- **Items from a data source**
===============
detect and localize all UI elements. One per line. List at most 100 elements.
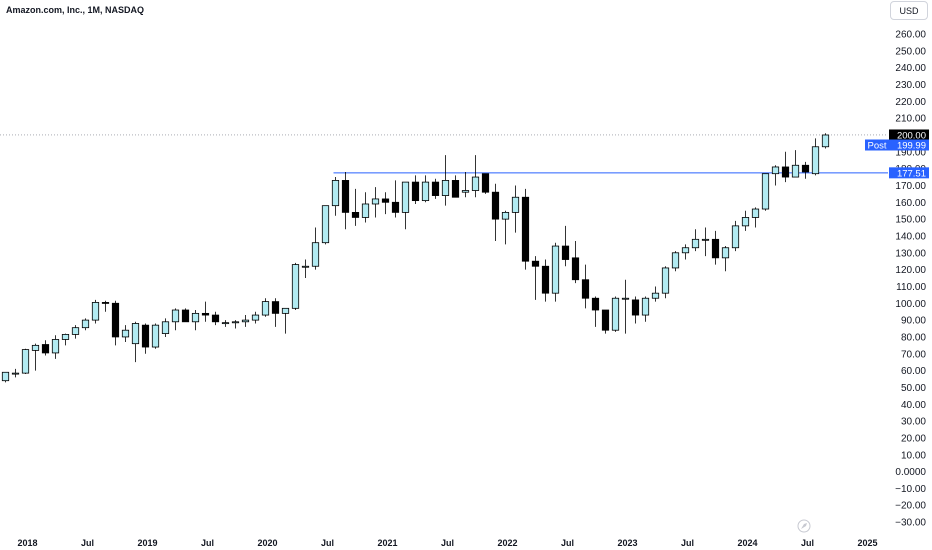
candle-body bbox=[411, 181, 420, 202]
y-tick-label: 190.00 bbox=[895, 147, 926, 158]
last-price-tag: 200.00 bbox=[897, 130, 926, 141]
candle bbox=[471, 155, 480, 198]
y-tick-label: 210.00 bbox=[895, 114, 926, 125]
candle-body bbox=[221, 322, 230, 325]
y-tick-label: 20.00 bbox=[901, 433, 926, 444]
candle bbox=[761, 173, 770, 211]
candle bbox=[511, 185, 520, 233]
candle-body bbox=[551, 245, 560, 294]
candle bbox=[41, 340, 50, 356]
candle-body bbox=[691, 238, 700, 249]
candle-body bbox=[331, 180, 340, 207]
candle bbox=[671, 251, 680, 272]
post-price-tag: 199.99 bbox=[897, 140, 926, 151]
candle bbox=[71, 325, 80, 339]
candle bbox=[701, 227, 710, 257]
candle bbox=[501, 210, 510, 245]
y-tick-label: 40.00 bbox=[901, 400, 926, 411]
candle bbox=[221, 320, 230, 327]
candle bbox=[351, 188, 360, 226]
candle bbox=[791, 150, 800, 178]
candle-body bbox=[541, 265, 550, 294]
y-tick-label: 250.00 bbox=[895, 46, 926, 57]
x-tick-label: Jul bbox=[321, 538, 334, 548]
candle bbox=[31, 343, 40, 371]
candle bbox=[781, 151, 790, 183]
x-tick-label: 2024 bbox=[737, 538, 757, 548]
candle-body bbox=[11, 372, 20, 375]
candle bbox=[531, 256, 540, 300]
candle-body bbox=[31, 344, 40, 351]
candle-body bbox=[201, 312, 210, 316]
candle bbox=[711, 230, 720, 265]
candle-body bbox=[261, 301, 270, 316]
candle bbox=[731, 220, 740, 252]
candle-body bbox=[671, 252, 680, 269]
candle bbox=[591, 296, 600, 327]
x-tick-label: 2018 bbox=[17, 538, 37, 548]
candle bbox=[191, 310, 200, 331]
candle-body bbox=[621, 297, 630, 300]
candle-body bbox=[441, 180, 450, 196]
candle-body bbox=[271, 301, 280, 314]
candle-body bbox=[231, 321, 240, 324]
candle bbox=[481, 173, 490, 194]
y-tick-label: 120.00 bbox=[895, 265, 926, 276]
y-tick-label: 30.00 bbox=[901, 417, 926, 428]
candle-body bbox=[781, 166, 790, 178]
candle-body bbox=[151, 324, 160, 348]
candle-body bbox=[661, 267, 670, 294]
x-tick-label: Jul bbox=[801, 538, 814, 548]
candle-body bbox=[681, 247, 690, 254]
candle bbox=[211, 311, 220, 326]
candle-body bbox=[511, 196, 520, 213]
candle-body bbox=[701, 238, 710, 241]
candle-body bbox=[561, 245, 570, 260]
currency-button[interactable]: USD bbox=[890, 1, 928, 20]
y-tick-label: 50.00 bbox=[901, 383, 926, 394]
y-tick-label: 140.00 bbox=[895, 231, 926, 242]
candle-body bbox=[721, 247, 730, 259]
candle bbox=[411, 175, 420, 204]
candle bbox=[261, 298, 270, 317]
x-tick-label: 2023 bbox=[617, 538, 637, 548]
candle bbox=[451, 175, 460, 198]
candle bbox=[61, 333, 70, 346]
level-price-tag-bg bbox=[889, 167, 929, 179]
y-tick-label: −10.00 bbox=[895, 484, 926, 495]
candle bbox=[121, 325, 130, 342]
chart-title: Amazon.com, Inc., 1M, NASDAQ bbox=[6, 5, 145, 15]
candle bbox=[101, 300, 110, 312]
time-axis: 2018 Jul 2019 Jul 2020 Jul 2021 Jul 2022 Jul 2023 J… bbox=[17, 538, 877, 548]
candle bbox=[641, 296, 650, 322]
y-tick-label: 90.00 bbox=[901, 316, 926, 327]
y-tick-label: 70.00 bbox=[901, 349, 926, 360]
x-tick-label: Jul bbox=[561, 538, 574, 548]
candle bbox=[751, 207, 760, 228]
candle-body bbox=[731, 225, 740, 249]
candle bbox=[601, 309, 610, 334]
candle bbox=[441, 155, 450, 206]
candle bbox=[631, 296, 640, 324]
x-tick-label: Jul bbox=[441, 538, 454, 548]
y-tick-label: 100.00 bbox=[895, 299, 926, 310]
candle bbox=[241, 315, 250, 327]
candle bbox=[391, 180, 400, 218]
candle bbox=[301, 259, 310, 279]
candle bbox=[801, 161, 810, 179]
y-tick-label: 170.00 bbox=[895, 181, 926, 192]
candle-body bbox=[301, 265, 310, 268]
candle-body bbox=[611, 297, 620, 331]
x-tick-label: 2025 bbox=[857, 538, 877, 548]
candle-body bbox=[191, 312, 200, 323]
candle bbox=[201, 301, 210, 322]
candle-body bbox=[171, 309, 180, 323]
candle bbox=[721, 246, 730, 272]
candle-body bbox=[431, 181, 440, 196]
candle bbox=[571, 241, 580, 284]
candle bbox=[521, 188, 530, 270]
candle-body bbox=[461, 190, 470, 193]
candle bbox=[681, 244, 690, 260]
candle bbox=[271, 298, 280, 327]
===============
- **Short problem**
Copy every line of the records above word for word, and leave the pictures out of your answer.

- **Output**
detect and localize all UI elements. One per line. List at most 100 elements.
candle-body bbox=[411, 181, 420, 202]
y-tick-label: 190.00 bbox=[895, 147, 926, 158]
last-price-tag: 200.00 bbox=[897, 130, 926, 141]
candle bbox=[471, 155, 480, 198]
y-tick-label: 210.00 bbox=[895, 114, 926, 125]
candle-body bbox=[221, 322, 230, 325]
y-tick-label: 20.00 bbox=[901, 433, 926, 444]
candle bbox=[761, 173, 770, 211]
candle bbox=[511, 185, 520, 233]
candle-body bbox=[551, 245, 560, 294]
candle bbox=[41, 340, 50, 356]
candle-body bbox=[691, 238, 700, 249]
candle-body bbox=[331, 180, 340, 207]
candle bbox=[671, 251, 680, 272]
post-price-tag: 199.99 bbox=[897, 140, 926, 151]
candle bbox=[71, 325, 80, 339]
candle bbox=[701, 227, 710, 257]
candle bbox=[501, 210, 510, 245]
y-tick-label: 40.00 bbox=[901, 400, 926, 411]
candle bbox=[221, 320, 230, 327]
candle bbox=[351, 188, 360, 226]
candle bbox=[791, 150, 800, 178]
candle-body bbox=[541, 265, 550, 294]
y-tick-label: 250.00 bbox=[895, 46, 926, 57]
x-tick-label: Jul bbox=[321, 538, 334, 548]
candle bbox=[31, 343, 40, 371]
candle bbox=[781, 151, 790, 183]
x-tick-label: 2024 bbox=[737, 538, 757, 548]
candle-body bbox=[11, 372, 20, 375]
candle bbox=[531, 256, 540, 300]
candle-body bbox=[31, 344, 40, 351]
candle-body bbox=[201, 312, 210, 316]
candle bbox=[711, 230, 720, 265]
candle-body bbox=[261, 301, 270, 316]
candle bbox=[731, 220, 740, 252]
candle-body bbox=[671, 252, 680, 269]
candle bbox=[591, 296, 600, 327]
x-tick-label: 2018 bbox=[17, 538, 37, 548]
candle bbox=[191, 310, 200, 331]
candle-body bbox=[621, 297, 630, 300]
candle-body bbox=[441, 180, 450, 196]
candle-body bbox=[271, 301, 280, 314]
candle-body bbox=[231, 321, 240, 324]
candle bbox=[481, 173, 490, 194]
y-tick-label: 120.00 bbox=[895, 265, 926, 276]
y-tick-label: 30.00 bbox=[901, 417, 926, 428]
candle-body bbox=[781, 166, 790, 178]
candle-body bbox=[151, 324, 160, 348]
candle-body bbox=[661, 267, 670, 294]
x-tick-label: Jul bbox=[801, 538, 814, 548]
candle-body bbox=[681, 247, 690, 254]
candle bbox=[211, 311, 220, 326]
candle-body bbox=[511, 196, 520, 213]
candle-body bbox=[701, 238, 710, 241]
candle-body bbox=[561, 245, 570, 260]
currency-button[interactable]: USD bbox=[890, 1, 928, 20]
y-tick-label: 50.00 bbox=[901, 383, 926, 394]
y-tick-label: 140.00 bbox=[895, 231, 926, 242]
candle-body bbox=[721, 247, 730, 259]
candle bbox=[411, 175, 420, 204]
candle bbox=[261, 298, 270, 317]
x-tick-label: 2023 bbox=[617, 538, 637, 548]
candle bbox=[451, 175, 460, 198]
candle bbox=[61, 333, 70, 346]
level-price-tag-bg bbox=[889, 167, 929, 179]
y-tick-label: −10.00 bbox=[895, 484, 926, 495]
candle bbox=[121, 325, 130, 342]
chart-title: Amazon.com, Inc., 1M, NASDAQ bbox=[6, 5, 145, 15]
candle bbox=[101, 300, 110, 312]
time-axis: 2018 Jul 2019 Jul 2020 Jul 2021 Jul 2022 Jul 2023 J… bbox=[17, 538, 877, 548]
candle bbox=[641, 296, 650, 322]
y-tick-label: 90.00 bbox=[901, 316, 926, 327]
y-tick-label: 70.00 bbox=[901, 349, 926, 360]
x-tick-label: Jul bbox=[561, 538, 574, 548]
candle bbox=[751, 207, 760, 228]
candle-body bbox=[731, 225, 740, 249]
candle bbox=[601, 309, 610, 334]
candle bbox=[441, 155, 450, 206]
candle bbox=[631, 296, 640, 324]
x-tick-label: Jul bbox=[441, 538, 454, 548]
y-tick-label: 100.00 bbox=[895, 299, 926, 310]
candle bbox=[241, 315, 250, 327]
candle bbox=[391, 180, 400, 218]
candle bbox=[301, 259, 310, 279]
candle bbox=[801, 161, 810, 179]
y-tick-label: 170.00 bbox=[895, 181, 926, 192]
candle-body bbox=[301, 265, 310, 268]
candle-body bbox=[611, 297, 620, 331]
x-tick-label: 2025 bbox=[857, 538, 877, 548]
candle-body bbox=[191, 312, 200, 323]
candle bbox=[201, 301, 210, 322]
candle-body bbox=[171, 309, 180, 323]
candle bbox=[721, 246, 730, 272]
candle-body bbox=[431, 181, 440, 196]
candle bbox=[571, 241, 580, 284]
candle bbox=[521, 188, 530, 270]
candle-body bbox=[461, 190, 470, 193]
candle bbox=[681, 244, 690, 260]
candle bbox=[271, 298, 280, 327]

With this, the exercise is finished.